> **Dataset listings of figures**
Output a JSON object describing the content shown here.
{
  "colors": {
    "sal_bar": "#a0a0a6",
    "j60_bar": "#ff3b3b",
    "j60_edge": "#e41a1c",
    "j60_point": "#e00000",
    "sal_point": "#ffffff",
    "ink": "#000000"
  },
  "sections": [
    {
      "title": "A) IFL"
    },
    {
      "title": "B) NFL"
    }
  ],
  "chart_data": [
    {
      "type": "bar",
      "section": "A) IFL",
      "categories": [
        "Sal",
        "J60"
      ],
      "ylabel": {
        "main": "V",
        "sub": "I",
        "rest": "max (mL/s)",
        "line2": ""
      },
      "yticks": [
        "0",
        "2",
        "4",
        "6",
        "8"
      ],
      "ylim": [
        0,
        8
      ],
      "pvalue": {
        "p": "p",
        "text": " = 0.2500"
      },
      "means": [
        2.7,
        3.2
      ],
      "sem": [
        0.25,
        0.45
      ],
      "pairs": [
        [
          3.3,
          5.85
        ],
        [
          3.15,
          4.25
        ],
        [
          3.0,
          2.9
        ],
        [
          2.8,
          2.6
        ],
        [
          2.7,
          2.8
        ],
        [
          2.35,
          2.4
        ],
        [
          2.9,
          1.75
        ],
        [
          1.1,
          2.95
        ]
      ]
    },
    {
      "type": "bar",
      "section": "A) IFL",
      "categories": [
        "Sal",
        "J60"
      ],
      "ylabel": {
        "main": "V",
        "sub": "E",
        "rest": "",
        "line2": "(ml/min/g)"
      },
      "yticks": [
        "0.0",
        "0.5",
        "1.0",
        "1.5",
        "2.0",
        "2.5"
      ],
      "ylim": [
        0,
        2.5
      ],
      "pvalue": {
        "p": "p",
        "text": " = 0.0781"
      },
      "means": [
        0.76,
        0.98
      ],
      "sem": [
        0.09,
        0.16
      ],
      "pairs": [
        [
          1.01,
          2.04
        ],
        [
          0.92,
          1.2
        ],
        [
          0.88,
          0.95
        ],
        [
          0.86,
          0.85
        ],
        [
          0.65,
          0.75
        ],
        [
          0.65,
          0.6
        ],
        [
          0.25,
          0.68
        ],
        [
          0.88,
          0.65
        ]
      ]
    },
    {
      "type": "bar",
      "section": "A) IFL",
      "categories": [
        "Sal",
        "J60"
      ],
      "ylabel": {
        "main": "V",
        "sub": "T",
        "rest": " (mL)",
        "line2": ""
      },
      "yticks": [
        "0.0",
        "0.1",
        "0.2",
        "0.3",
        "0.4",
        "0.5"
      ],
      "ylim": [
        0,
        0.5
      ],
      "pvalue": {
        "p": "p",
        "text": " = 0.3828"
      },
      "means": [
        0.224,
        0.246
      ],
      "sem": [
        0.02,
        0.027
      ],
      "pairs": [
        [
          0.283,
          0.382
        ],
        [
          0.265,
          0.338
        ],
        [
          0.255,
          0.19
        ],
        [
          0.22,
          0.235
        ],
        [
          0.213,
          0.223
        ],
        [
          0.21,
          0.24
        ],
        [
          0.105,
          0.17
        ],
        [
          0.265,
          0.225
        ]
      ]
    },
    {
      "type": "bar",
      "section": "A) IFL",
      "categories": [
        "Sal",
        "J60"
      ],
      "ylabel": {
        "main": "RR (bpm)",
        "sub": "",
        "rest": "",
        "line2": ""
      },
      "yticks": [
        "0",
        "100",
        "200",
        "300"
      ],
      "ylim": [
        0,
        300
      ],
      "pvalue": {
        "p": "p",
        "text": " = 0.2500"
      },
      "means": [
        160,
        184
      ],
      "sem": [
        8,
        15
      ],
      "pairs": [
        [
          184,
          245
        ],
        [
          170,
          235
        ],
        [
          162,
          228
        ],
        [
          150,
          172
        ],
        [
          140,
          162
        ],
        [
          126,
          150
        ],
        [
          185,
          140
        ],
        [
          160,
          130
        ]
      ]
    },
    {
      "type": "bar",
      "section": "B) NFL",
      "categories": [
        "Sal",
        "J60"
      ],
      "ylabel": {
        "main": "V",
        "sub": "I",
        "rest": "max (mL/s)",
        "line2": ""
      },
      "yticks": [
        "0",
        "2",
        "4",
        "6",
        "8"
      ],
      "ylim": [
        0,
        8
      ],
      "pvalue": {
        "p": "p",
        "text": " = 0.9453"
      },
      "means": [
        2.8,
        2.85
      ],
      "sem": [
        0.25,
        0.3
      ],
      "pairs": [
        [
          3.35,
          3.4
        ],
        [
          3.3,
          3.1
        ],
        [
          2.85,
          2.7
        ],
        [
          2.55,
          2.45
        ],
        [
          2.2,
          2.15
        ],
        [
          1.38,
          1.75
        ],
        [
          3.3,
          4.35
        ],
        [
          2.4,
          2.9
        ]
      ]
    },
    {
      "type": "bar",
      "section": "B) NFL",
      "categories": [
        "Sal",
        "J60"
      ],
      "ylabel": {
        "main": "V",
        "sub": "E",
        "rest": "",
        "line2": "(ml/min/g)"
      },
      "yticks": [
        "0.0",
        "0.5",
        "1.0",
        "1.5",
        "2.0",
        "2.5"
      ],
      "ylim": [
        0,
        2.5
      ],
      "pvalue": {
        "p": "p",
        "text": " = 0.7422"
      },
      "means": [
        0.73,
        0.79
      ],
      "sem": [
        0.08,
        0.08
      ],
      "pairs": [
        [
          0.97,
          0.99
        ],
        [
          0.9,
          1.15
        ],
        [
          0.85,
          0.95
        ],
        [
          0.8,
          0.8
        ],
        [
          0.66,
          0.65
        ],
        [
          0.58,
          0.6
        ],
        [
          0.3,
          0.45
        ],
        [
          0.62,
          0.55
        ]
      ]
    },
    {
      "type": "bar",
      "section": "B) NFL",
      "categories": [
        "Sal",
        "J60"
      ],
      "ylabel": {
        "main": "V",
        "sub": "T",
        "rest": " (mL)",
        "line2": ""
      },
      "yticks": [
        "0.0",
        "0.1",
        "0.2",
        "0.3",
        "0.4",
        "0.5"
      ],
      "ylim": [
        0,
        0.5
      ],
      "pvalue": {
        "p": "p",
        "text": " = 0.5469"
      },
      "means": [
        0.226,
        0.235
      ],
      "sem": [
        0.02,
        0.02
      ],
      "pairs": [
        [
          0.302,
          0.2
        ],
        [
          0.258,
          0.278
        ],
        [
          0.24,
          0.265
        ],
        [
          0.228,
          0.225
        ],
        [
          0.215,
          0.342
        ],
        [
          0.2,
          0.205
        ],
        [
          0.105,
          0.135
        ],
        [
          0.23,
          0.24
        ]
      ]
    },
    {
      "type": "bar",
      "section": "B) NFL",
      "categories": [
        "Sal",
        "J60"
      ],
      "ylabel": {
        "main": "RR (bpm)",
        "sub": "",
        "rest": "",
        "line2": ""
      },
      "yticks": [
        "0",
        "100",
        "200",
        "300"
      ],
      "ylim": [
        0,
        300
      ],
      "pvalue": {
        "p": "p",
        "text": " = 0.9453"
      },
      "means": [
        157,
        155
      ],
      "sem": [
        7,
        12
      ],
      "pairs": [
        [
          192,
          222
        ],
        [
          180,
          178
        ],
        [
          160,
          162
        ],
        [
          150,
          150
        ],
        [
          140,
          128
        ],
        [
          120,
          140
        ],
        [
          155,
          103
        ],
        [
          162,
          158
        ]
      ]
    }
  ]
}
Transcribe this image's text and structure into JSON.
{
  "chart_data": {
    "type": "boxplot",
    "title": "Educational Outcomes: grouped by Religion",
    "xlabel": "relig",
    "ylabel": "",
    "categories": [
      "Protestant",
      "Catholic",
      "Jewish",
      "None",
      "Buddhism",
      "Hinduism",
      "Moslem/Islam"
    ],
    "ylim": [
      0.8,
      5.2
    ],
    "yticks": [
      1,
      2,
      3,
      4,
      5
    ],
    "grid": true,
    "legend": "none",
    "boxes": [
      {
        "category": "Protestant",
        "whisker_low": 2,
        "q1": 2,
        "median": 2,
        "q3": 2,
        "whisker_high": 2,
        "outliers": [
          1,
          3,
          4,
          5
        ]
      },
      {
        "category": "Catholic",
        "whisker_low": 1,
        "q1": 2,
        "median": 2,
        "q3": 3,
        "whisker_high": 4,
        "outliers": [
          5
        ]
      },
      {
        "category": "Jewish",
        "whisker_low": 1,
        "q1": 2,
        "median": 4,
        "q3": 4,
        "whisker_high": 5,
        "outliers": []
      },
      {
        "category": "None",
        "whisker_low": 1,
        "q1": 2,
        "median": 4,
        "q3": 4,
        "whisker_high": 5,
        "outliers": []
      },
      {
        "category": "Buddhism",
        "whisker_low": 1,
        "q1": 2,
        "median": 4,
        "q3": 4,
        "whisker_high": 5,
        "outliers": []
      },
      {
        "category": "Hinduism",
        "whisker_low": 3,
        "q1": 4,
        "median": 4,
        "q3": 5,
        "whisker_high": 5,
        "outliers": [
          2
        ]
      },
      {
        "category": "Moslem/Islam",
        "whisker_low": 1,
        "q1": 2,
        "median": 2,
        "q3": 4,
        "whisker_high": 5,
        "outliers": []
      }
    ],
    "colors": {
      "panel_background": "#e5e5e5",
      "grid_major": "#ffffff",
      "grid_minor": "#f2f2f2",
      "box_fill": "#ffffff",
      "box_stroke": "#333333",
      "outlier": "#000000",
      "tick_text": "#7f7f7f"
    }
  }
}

> **Problem to work on**
Write down only the number of lines that contain the string "Islam" in the listing.

> **Completed exercise**
2